* begin *
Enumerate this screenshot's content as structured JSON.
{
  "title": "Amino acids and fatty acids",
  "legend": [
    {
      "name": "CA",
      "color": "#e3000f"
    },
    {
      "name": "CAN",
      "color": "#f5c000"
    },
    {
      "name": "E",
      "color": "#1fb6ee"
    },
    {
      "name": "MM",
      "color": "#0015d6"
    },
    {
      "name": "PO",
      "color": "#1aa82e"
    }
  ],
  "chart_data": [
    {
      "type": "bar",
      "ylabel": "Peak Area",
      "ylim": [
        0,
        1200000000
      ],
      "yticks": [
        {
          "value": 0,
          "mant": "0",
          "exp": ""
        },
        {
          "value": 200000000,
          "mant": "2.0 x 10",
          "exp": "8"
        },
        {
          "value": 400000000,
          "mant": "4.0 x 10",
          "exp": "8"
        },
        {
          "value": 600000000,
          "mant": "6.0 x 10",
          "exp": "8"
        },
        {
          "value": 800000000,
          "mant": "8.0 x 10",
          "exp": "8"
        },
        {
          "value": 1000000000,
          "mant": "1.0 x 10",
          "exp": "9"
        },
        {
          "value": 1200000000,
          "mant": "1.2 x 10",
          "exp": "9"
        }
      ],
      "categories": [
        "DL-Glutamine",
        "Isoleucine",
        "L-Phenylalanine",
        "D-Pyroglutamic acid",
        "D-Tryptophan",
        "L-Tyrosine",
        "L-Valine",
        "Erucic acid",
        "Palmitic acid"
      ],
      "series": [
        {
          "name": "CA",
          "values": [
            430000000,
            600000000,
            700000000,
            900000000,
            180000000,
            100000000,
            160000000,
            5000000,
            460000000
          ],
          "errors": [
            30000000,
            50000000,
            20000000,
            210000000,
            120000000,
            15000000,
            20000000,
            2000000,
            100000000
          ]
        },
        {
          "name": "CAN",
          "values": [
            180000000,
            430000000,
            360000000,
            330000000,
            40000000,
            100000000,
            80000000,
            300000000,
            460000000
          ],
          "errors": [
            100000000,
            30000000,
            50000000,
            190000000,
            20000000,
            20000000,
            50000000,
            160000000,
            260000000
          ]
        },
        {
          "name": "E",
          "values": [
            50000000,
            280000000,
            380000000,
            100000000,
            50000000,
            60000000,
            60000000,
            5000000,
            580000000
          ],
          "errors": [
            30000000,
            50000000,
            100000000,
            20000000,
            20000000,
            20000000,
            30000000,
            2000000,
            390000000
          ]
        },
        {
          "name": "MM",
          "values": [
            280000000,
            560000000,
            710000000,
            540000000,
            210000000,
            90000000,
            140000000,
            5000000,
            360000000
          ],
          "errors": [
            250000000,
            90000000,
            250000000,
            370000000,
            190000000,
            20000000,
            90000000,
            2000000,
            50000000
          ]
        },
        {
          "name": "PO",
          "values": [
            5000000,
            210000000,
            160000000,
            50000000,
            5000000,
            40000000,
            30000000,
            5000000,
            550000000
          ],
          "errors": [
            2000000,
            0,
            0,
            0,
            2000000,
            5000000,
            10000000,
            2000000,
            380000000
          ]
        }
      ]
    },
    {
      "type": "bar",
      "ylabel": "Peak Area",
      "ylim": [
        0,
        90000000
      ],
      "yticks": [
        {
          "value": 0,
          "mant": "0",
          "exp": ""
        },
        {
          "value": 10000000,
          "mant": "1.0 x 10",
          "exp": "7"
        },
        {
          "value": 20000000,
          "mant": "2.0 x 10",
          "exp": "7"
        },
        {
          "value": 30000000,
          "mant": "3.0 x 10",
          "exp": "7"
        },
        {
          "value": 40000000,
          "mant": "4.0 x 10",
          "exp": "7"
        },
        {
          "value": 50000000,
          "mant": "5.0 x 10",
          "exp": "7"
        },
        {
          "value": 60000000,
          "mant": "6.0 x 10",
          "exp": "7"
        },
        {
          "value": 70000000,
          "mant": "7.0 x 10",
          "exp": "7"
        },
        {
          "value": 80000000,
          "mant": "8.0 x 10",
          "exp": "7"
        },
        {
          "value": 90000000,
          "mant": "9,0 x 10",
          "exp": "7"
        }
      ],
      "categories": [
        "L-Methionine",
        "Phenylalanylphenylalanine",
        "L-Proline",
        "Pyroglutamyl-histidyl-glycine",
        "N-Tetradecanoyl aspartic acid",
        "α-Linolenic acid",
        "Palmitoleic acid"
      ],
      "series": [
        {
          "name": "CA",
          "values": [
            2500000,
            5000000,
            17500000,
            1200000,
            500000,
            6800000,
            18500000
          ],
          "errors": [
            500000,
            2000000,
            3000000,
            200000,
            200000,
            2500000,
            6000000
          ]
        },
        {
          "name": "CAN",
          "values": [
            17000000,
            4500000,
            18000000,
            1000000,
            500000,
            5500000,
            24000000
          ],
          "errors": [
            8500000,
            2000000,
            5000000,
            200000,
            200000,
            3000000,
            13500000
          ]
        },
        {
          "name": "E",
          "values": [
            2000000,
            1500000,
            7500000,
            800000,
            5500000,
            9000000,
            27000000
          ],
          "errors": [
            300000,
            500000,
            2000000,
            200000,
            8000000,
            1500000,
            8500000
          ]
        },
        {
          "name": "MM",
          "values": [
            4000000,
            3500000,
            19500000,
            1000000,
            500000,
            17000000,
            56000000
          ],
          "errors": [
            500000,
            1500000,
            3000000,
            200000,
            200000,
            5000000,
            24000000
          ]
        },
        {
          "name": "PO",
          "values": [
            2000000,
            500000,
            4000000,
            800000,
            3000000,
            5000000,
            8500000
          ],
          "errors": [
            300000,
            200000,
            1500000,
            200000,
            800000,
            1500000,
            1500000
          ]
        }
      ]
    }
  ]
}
* end *
→ **Short exercise**
Find the lines holding "color" and list every one.

→ **Solution**
      "color": "#e3000f"
      "color": "#f5c000"
      "color": "#1fb6ee"
      "color": "#0015d6"
      "color": "#1aa82e"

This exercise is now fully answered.